* Given instruction
Omit every picture, then give all the entries again exactly.

* Given information
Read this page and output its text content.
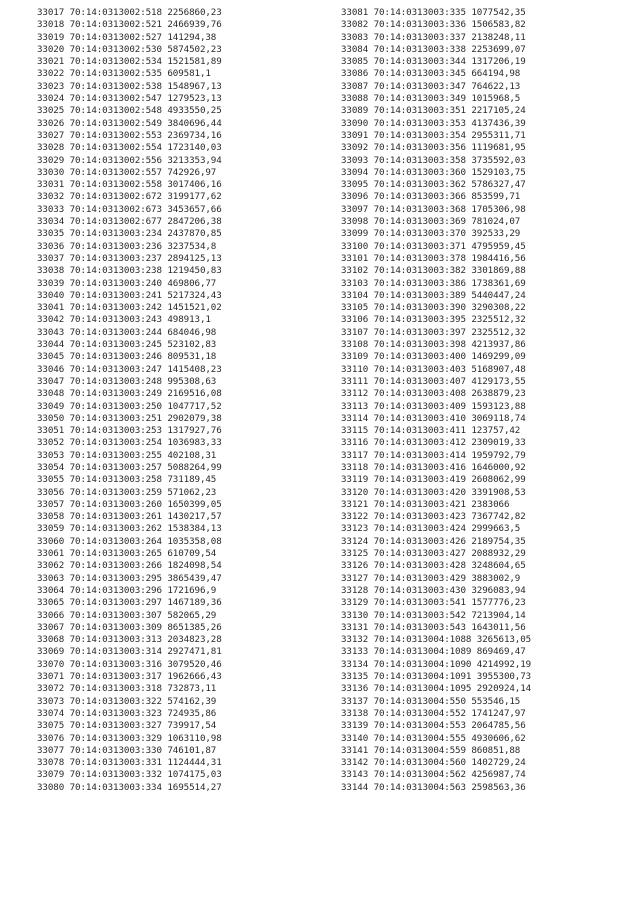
33017 70:14:0313002:518 2256860,23
33018 70:14:0313002:521 2466939,76
33019 70:14:0313002:527 141294,38
33020 70:14:0313002:530 5874502,23
33021 70:14:0313002:534 1521581,89
33022 70:14:0313002:535 609581,1
33023 70:14:0313002:538 1548967,13
33024 70:14:0313002:547 1279523,13
33025 70:14:0313002:548 4933550,25
33026 70:14:0313002:549 3840696,44
33027 70:14:0313002:553 2369734,16
33028 70:14:0313002:554 1723140,03
33029 70:14:0313002:556 3213353,94
33030 70:14:0313002:557 742926,97
33031 70:14:0313002:558 3017406,16
33032 70:14:0313002:672 3199177,62
33033 70:14:0313002:673 3453657,66
33034 70:14:0313002:677 2847206,38
33035 70:14:0313003:234 2437870,85
33036 70:14:0313003:236 3237534,8
33037 70:14:0313003:237 2894125,13
33038 70:14:0313003:238 1219450,83
33039 70:14:0313003:240 469806,77
33040 70:14:0313003:241 5217324,43
33041 70:14:0313003:242 1451521,02
33042 70:14:0313003:243 498913,1
33043 70:14:0313003:244 684046,98
33044 70:14:0313003:245 523102,83
33045 70:14:0313003:246 809531,18
33046 70:14:0313003:247 1415408,23
33047 70:14:0313003:248 995308,63
33048 70:14:0313003:249 2169516,08
33049 70:14:0313003:250 1047717,52
33050 70:14:0313003:251 2902079,38
33051 70:14:0313003:253 1317927,76
33052 70:14:0313003:254 1036983,33
33053 70:14:0313003:255 402108,31
33054 70:14:0313003:257 5088264,99
33055 70:14:0313003:258 731189,45
33056 70:14:0313003:259 571062,23
33057 70:14:0313003:260 1650399,05
33058 70:14:0313003:261 1430217,57
33059 70:14:0313003:262 1538384,13
33060 70:14:0313003:264 1035358,08
33061 70:14:0313003:265 610709,54
33062 70:14:0313003:266 1824098,54
33063 70:14:0313003:295 3865439,47
33064 70:14:0313003:296 1721696,9
33065 70:14:0313003:297 1467189,36
33066 70:14:0313003:307 582065,29
33067 70:14:0313003:309 8651385,26
33068 70:14:0313003:313 2034823,28
33069 70:14:0313003:314 2927471,81
33070 70:14:0313003:316 3079520,46
33071 70:14:0313003:317 1962666,43
33072 70:14:0313003:318 732873,11
33073 70:14:0313003:322 574162,39
33074 70:14:0313003:323 724935,86
33075 70:14:0313003:327 739917,54
33076 70:14:0313003:329 1063110,98
33077 70:14:0313003:330 746101,87
33078 70:14:0313003:331 1124444,31
33079 70:14:0313003:332 1074175,03
33080 70:14:0313003:334 1695514,27
33081 70:14:0313003:335 1077542,35
33082 70:14:0313003:336 1506583,82
33083 70:14:0313003:337 2138248,11
33084 70:14:0313003:338 2253699,07
33085 70:14:0313003:344 1317206,19
33086 70:14:0313003:345 664194,98
33087 70:14:0313003:347 764622,13
33088 70:14:0313003:349 1015968,5
33089 70:14:0313003:351 2217105,24
33090 70:14:0313003:353 4137436,39
33091 70:14:0313003:354 2955311,71
33092 70:14:0313003:356 1119681,95
33093 70:14:0313003:358 3735592,03
33094 70:14:0313003:360 1529103,75
33095 70:14:0313003:362 5786327,47
33096 70:14:0313003:366 853599,71
33097 70:14:0313003:368 1705306,98
33098 70:14:0313003:369 781024,07
33099 70:14:0313003:370 392533,29
33100 70:14:0313003:371 4795959,45
33101 70:14:0313003:378 1984416,56
33102 70:14:0313003:382 3301869,88
33103 70:14:0313003:386 1738361,69
33104 70:14:0313003:389 5440447,24
33105 70:14:0313003:390 3290308,22
33106 70:14:0313003:395 2325512,32
33107 70:14:0313003:397 2325512,32
33108 70:14:0313003:398 4213937,86
33109 70:14:0313003:400 1469299,09
33110 70:14:0313003:403 5168907,48
33111 70:14:0313003:407 4129173,55
33112 70:14:0313003:408 2638879,23
33113 70:14:0313003:409 1593123,88
33114 70:14:0313003:410 3069118,74
33115 70:14:0313003:411 123757,42
33116 70:14:0313003:412 2309019,33
33117 70:14:0313003:414 1959792,79
33118 70:14:0313003:416 1646000,92
33119 70:14:0313003:419 2608062,99
33120 70:14:0313003:420 3391908,53
33121 70:14:0313003:421 2383066
33122 70:14:0313003:423 7367742,82
33123 70:14:0313003:424 2999663,5
33124 70:14:0313003:426 2189754,35
33125 70:14:0313003:427 2088932,29
33126 70:14:0313003:428 3248604,65
33127 70:14:0313003:429 3883002,9
33128 70:14:0313003:430 3296083,94
33129 70:14:0313003:541 1577776,23
33130 70:14:0313003:542 7213904,14
33131 70:14:0313003:543 1643011,56
33132 70:14:0313004:1088 3265613,05
33133 70:14:0313004:1089 869469,47
33134 70:14:0313004:1090 4214992,19
33135 70:14:0313004:1091 3955300,73
33136 70:14:0313004:1095 2920924,14
33137 70:14:0313004:550 553546,15
33138 70:14:0313004:552 1741247,97
33139 70:14:0313004:553 2064785,56
33140 70:14:0313004:555 4930606,62
33141 70:14:0313004:559 860851,88
33142 70:14:0313004:560 1402729,24
33143 70:14:0313004:562 4256987,74
33144 70:14:0313004:563 2598563,36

* Result for this exercise
Read this page and output its text content.
33017 70:14:0313002:518 2256860,23
33018 70:14:0313002:521 2466939,76
33019 70:14:0313002:527 141294,38
33020 70:14:0313002:530 5874502,23
33021 70:14:0313002:534 1521581,89
33022 70:14:0313002:535 609581,1
33023 70:14:0313002:538 1548967,13
33024 70:14:0313002:547 1279523,13
33025 70:14:0313002:548 4933550,25
33026 70:14:0313002:549 3840696,44
33027 70:14:0313002:553 2369734,16
33028 70:14:0313002:554 1723140,03
33029 70:14:0313002:556 3213353,94
33030 70:14:0313002:557 742926,97
33031 70:14:0313002:558 3017406,16
33032 70:14:0313002:672 3199177,62
33033 70:14:0313002:673 3453657,66
33034 70:14:0313002:677 2847206,38
33035 70:14:0313003:234 2437870,85
33036 70:14:0313003:236 3237534,8
33037 70:14:0313003:237 2894125,13
33038 70:14:0313003:238 1219450,83
33039 70:14:0313003:240 469806,77
33040 70:14:0313003:241 5217324,43
33041 70:14:0313003:242 1451521,02
33042 70:14:0313003:243 498913,1
33043 70:14:0313003:244 684046,98
33044 70:14:0313003:245 523102,83
33045 70:14:0313003:246 809531,18
33046 70:14:0313003:247 1415408,23
33047 70:14:0313003:248 995308,63
33048 70:14:0313003:249 2169516,08
33049 70:14:0313003:250 1047717,52
33050 70:14:0313003:251 2902079,38
33051 70:14:0313003:253 1317927,76
33052 70:14:0313003:254 1036983,33
33053 70:14:0313003:255 402108,31
33054 70:14:0313003:257 5088264,99
33055 70:14:0313003:258 731189,45
33056 70:14:0313003:259 571062,23
33057 70:14:0313003:260 1650399,05
33058 70:14:0313003:261 1430217,57
33059 70:14:0313003:262 1538384,13
33060 70:14:0313003:264 1035358,08
33061 70:14:0313003:265 610709,54
33062 70:14:0313003:266 1824098,54
33063 70:14:0313003:295 3865439,47
33064 70:14:0313003:296 1721696,9
33065 70:14:0313003:297 1467189,36
33066 70:14:0313003:307 582065,29
33067 70:14:0313003:309 8651385,26
33068 70:14:0313003:313 2034823,28
33069 70:14:0313003:314 2927471,81
33070 70:14:0313003:316 3079520,46
33071 70:14:0313003:317 1962666,43
33072 70:14:0313003:318 732873,11
33073 70:14:0313003:322 574162,39
33074 70:14:0313003:323 724935,86
33075 70:14:0313003:327 739917,54
33076 70:14:0313003:329 1063110,98
33077 70:14:0313003:330 746101,87
33078 70:14:0313003:331 1124444,31
33079 70:14:0313003:332 1074175,03
33080 70:14:0313003:334 1695514,27
33081 70:14:0313003:335 1077542,35
33082 70:14:0313003:336 1506583,82
33083 70:14:0313003:337 2138248,11
33084 70:14:0313003:338 2253699,07
33085 70:14:0313003:344 1317206,19
33086 70:14:0313003:345 664194,98
33087 70:14:0313003:347 764622,13
33088 70:14:0313003:349 1015968,5
33089 70:14:0313003:351 2217105,24
33090 70:14:0313003:353 4137436,39
33091 70:14:0313003:354 2955311,71
33092 70:14:0313003:356 1119681,95
33093 70:14:0313003:358 3735592,03
33094 70:14:0313003:360 1529103,75
33095 70:14:0313003:362 5786327,47
33096 70:14:0313003:366 853599,71
33097 70:14:0313003:368 1705306,98
33098 70:14:0313003:369 781024,07
33099 70:14:0313003:370 392533,29
33100 70:14:0313003:371 4795959,45
33101 70:14:0313003:378 1984416,56
33102 70:14:0313003:382 3301869,88
33103 70:14:0313003:386 1738361,69
33104 70:14:0313003:389 5440447,24
33105 70:14:0313003:390 3290308,22
33106 70:14:0313003:395 2325512,32
33107 70:14:0313003:397 2325512,32
33108 70:14:0313003:398 4213937,86
33109 70:14:0313003:400 1469299,09
33110 70:14:0313003:403 5168907,48
33111 70:14:0313003:407 4129173,55
33112 70:14:0313003:408 2638879,23
33113 70:14:0313003:409 1593123,88
33114 70:14:0313003:410 3069118,74
33115 70:14:0313003:411 123757,42
33116 70:14:0313003:412 2309019,33
33117 70:14:0313003:414 1959792,79
33118 70:14:0313003:416 1646000,92
33119 70:14:0313003:419 2608062,99
33120 70:14:0313003:420 3391908,53
33121 70:14:0313003:421 2383066
33122 70:14:0313003:423 7367742,82
33123 70:14:0313003:424 2999663,5
33124 70:14:0313003:426 2189754,35
33125 70:14:0313003:427 2088932,29
33126 70:14:0313003:428 3248604,65
33127 70:14:0313003:429 3883002,9
33128 70:14:0313003:430 3296083,94
33129 70:14:0313003:541 1577776,23
33130 70:14:0313003:542 7213904,14
33131 70:14:0313003:543 1643011,56
33132 70:14:0313004:1088 3265613,05
33133 70:14:0313004:1089 869469,47
33134 70:14:0313004:1090 4214992,19
33135 70:14:0313004:1091 3955300,73
33136 70:14:0313004:1095 2920924,14
33137 70:14:0313004:550 553546,15
33138 70:14:0313004:552 1741247,97
33139 70:14:0313004:553 2064785,56
33140 70:14:0313004:555 4930606,62
33141 70:14:0313004:559 860851,88
33142 70:14:0313004:560 1402729,24
33143 70:14:0313004:562 4256987,74
33144 70:14:0313004:563 2598563,36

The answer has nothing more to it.